# [Work instructions]
Look at each line of the records and count those with "TRƯỞNG" in them. Please answer with the count alone.

>> BEGIN

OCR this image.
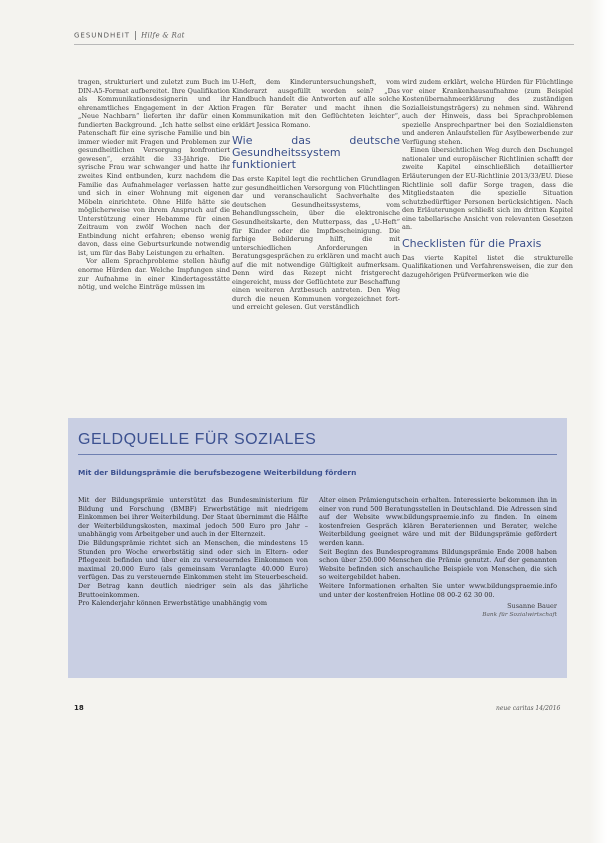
GESUNDHEIT Hilfe & Rat

tragen, strukturiert und zuletzt zum Buch im DIN-A5-Format aufbereitet. Ihre Qualifikation als Kommunikationsdesignerin und ihr ehrenamtliches Engagement in der Aktion „Neue Nachbarn“ lieferten ihr dafür einen fundierten Background. „Ich hatte selbst eine Patenschaft für eine syrische Familie und bin immer wieder mit Fragen und Problemen zur gesundheitlichen Versorgung konfrontiert gewesen“, erzählt die 33-Jährige. Die syrische Frau war schwanger und hatte ihr zweites Kind entbunden, kurz nachdem die Familie das Aufnahmelager verlassen hatte und sich in einer Wohnung mit eigenen Möbeln einrichtete. Ohne Hilfe hätte sie möglicherweise von ihrem Anspruch auf die Unterstützung einer Hebamme für einen Zeitraum von zwölf Wochen nach der Entbindung nicht erfahren; ebenso wenig davon, dass eine Geburtsurkunde notwendig ist, um für das Baby Leistungen zu erhalten.

Vor allem Sprachprobleme stellen häufig enorme Hürden dar. Welche Impfungen sind zur Aufnahme in einer Kindertagesstätte nötig, und welche Einträge müssen im

U-Heft, dem Kinderuntersuchungsheft, vom Kinderarzt ausgefüllt worden sein? „Das Handbuch handelt die Antworten auf alle solche Fragen für Berater und macht ihnen die Kommunikation mit den Geflüchteten leichter“, erklärt Jessica Romano.

Wie das deutsche Gesundheitssystem funktioniert

Das erste Kapitel legt die rechtlichen Grundlagen zur gesundheitlichen Versorgung von Flüchtlingen dar und veranschaulicht Sachverhalte des deutschen Gesundheitssystems, vom Behandlungsschein, über die elektronische Gesundheitskarte, den Mutterpass, das „U-Heft“ für Kinder oder die Impfbescheinigung. Die farbige Bebilderung hilft, die mit unterschiedlichen Anforderungen in Beratungsgesprächen zu erklären und macht auch auf die mit notwendige Gültigkeit aufmerksam. Denn wird das Rezept nicht fristgerecht eingereicht, muss der Geflüchtete zur Beschaffung einen weiteren Arztbesuch antreten. Den Weg durch die neuen Kommunen vorgezeichnet fort- und erreicht gelesen. Gut verständlich

wird zudem erklärt, welche Hürden für Flüchtlinge vor einer Krankenhausaufnahme (zum Beispiel Kostenübernahmeerklärung des zuständigen Sozialleistungsträgers) zu nehmen sind. Während auch der Hinweis, dass bei Sprachproblemen spezielle Ansprechpartner bei den Sozialdiensten und anderen Anlaufstellen für Asylbewerbende zur Verfügung stehen.

Einen übersichtlichen Weg durch den Dschungel nationaler und europäischer Richtlinien schafft der zweite Kapitel einschließlich detaillierter Erläuterungen der EU-Richtlinie 2013/33/EU. Diese Richtlinie soll dafür Sorge tragen, dass die Mitgliedstaaten die spezielle Situation schutzbedürftiger Personen berücksichtigen. Nach den Erläuterungen schließt sich im dritten Kapitel eine tabellarische Ansicht von relevanten Gesetzen an.

Checklisten für die Praxis

Das vierte Kapitel listet die strukturelle Qualifikationen und Verfahrensweisen, die zur den dazugehörigen Prüfvermerken wie die

GELDQUELLE FÜR SOZIALES
Mit der Bildungsprämie die berufsbezogene Weiterbildung fördern

Mit der Bildungsprämie unterstützt das Bundesministerium für Bildung und Forschung (BMBF) Erwerbstätige mit niedrigem Einkommen bei ihrer Weiterbildung. Der Staat übernimmt die Hälfte der Weiterbildungskosten, maximal jedoch 500 Euro pro Jahr – unabhängig vom Arbeitgeber und auch in der Elternzeit.

Die Bildungsprämie richtet sich an Menschen, die mindestens 15 Stunden pro Woche erwerbstätig sind oder sich in Eltern- oder Pflegezeit befinden und über ein zu versteuerndes Einkommen von maximal 20.000 Euro (als gemeinsam Veranlagte 40.000 Euro) verfügen. Das zu versteuernde Einkommen steht im Steuerbescheid. Der Betrag kann deutlich niedriger sein als das jährliche Bruttoeinkommen.

Pro Kalenderjahr können Erwerbstätige unabhängig vom

Alter einen Prämiengutschein erhalten. Interessierte bekommen ihn in einer von rund 500 Beratungsstellen in Deutschland. Die Adressen sind auf der Website www.bildungspraemie.info zu finden. In einem kostenfreien Gespräch klären Berateriennen und Berater, welche Weiterbildung geeignet wäre und mit der Bildungsprämie gefördert werden kann.

Seit Beginn des Bundesprogramms Bildungsprämie Ende 2008 haben schon über 250.000 Menschen die Prämie genutzt. Auf der genannten Website befinden sich anschauliche Beispiele von Menschen, die sich so weitergebildet haben.

Weitere Informationen erhalten Sie unter www.bildungspraemie.info und unter der kostenfreien Hotline 08 00-2 62 30 00.

Susanne Bauer
Bank für Sozialwirtschaft
18	neue caritas 14/2016
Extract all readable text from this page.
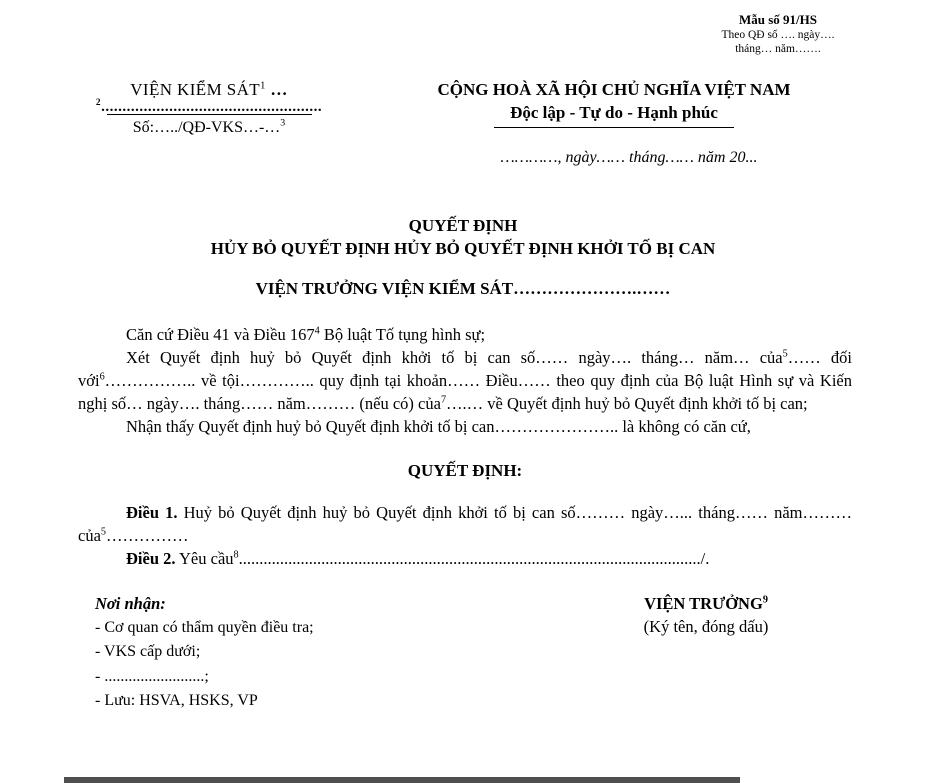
Mẫu số 91/HS
Theo QĐ số …. ngày….
tháng… năm…….
VIỆN KIỂM SÁT$^1$ …
$^2$....................................................
Số:…../QĐ-VKS…-…$^3$
CỘNG HOÀ XÃ HỘI CHỦ NGHĨA VIỆT NAM
Độc lập - Tự do - Hạnh phúc
…………, ngày…… tháng…… năm 20...
QUYẾT ĐỊNH
HỦY BỎ QUYẾT ĐỊNH HỦY BỎ QUYẾT ĐỊNH KHỞI TỐ BỊ CAN
VIỆN TRƯỞNG VIỆN KIỂM SÁT………………….……

Căn cứ Điều 41 và Điều $167^4$ Bộ luật Tố tụng hình sự;

Xét Quyết định huỷ bỏ Quyết định khởi tố bị can số…… ngày…. tháng… năm… của$^5$…… đối với$^6$…………….. về tội………….. quy định tại khoản…… Điều…… theo quy định của Bộ luật Hình sự và Kiến nghị số… ngày…. tháng…… năm……… (nếu có) của$^7$….… về Quyết định huỷ bỏ Quyết định khởi tố bị can;

Nhận thấy Quyết định huỷ bỏ Quyết định khởi tố bị can………………….. là không có căn cứ,

QUYẾT ĐỊNH:

Điều 1. Huỷ bỏ Quyết định huỷ bỏ Quyết định khởi tố bị can số……… ngày…... tháng…… năm……… của$^5$……………

Điều 2. Yêu cầu$^8$................................................................................................................/.

Nơi nhận:
- Cơ quan có thẩm quyền điều tra;
- VKS cấp dưới;
- .........................;
- Lưu: HSVA, HSKS, VP
VIỆN TRƯỞNG$^9$
(Ký tên, đóng dấu)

>> END

# [The reply]
2